### Exercise instructions
For the listing below, give the count of lines containing the string "name" and nothing else.

[Items from a figure collection]
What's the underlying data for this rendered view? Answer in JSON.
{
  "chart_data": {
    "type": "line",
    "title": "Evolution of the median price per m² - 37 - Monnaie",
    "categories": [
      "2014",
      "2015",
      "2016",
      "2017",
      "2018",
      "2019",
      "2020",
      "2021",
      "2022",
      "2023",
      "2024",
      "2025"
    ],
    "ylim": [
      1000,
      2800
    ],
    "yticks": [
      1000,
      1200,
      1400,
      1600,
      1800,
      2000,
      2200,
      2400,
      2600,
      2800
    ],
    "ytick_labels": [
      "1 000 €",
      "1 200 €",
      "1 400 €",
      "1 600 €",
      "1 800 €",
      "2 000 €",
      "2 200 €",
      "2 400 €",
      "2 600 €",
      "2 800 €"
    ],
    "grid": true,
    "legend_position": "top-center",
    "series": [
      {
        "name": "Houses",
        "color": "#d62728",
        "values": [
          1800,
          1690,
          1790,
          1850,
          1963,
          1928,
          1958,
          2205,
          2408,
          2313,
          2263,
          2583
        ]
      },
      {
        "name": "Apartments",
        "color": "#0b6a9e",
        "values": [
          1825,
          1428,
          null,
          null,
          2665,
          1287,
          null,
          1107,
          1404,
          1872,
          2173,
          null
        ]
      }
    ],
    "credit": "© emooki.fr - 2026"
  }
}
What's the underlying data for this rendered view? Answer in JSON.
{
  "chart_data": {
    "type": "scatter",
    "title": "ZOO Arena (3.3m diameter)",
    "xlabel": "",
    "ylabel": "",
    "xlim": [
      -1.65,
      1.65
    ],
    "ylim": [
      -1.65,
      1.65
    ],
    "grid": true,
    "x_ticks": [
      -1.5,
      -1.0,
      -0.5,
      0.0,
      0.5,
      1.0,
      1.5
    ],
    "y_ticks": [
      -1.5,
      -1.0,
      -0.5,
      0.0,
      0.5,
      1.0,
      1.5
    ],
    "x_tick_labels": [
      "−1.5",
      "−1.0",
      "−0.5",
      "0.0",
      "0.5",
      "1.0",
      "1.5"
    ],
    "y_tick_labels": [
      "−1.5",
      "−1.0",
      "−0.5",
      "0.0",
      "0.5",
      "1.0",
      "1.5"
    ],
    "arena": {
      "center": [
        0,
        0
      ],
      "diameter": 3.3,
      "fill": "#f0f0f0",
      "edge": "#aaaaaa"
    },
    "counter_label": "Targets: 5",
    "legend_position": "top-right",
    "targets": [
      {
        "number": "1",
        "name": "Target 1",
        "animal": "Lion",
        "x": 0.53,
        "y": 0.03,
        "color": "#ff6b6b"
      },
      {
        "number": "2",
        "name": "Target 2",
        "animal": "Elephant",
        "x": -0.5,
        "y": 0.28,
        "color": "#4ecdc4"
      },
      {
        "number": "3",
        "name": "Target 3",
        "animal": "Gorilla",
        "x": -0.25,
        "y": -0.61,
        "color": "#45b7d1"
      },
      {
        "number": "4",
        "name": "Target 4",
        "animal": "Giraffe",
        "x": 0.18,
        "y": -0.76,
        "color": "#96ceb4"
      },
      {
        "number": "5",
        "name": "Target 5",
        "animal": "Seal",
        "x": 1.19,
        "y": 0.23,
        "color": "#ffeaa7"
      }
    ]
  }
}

### Answer to the exercise
7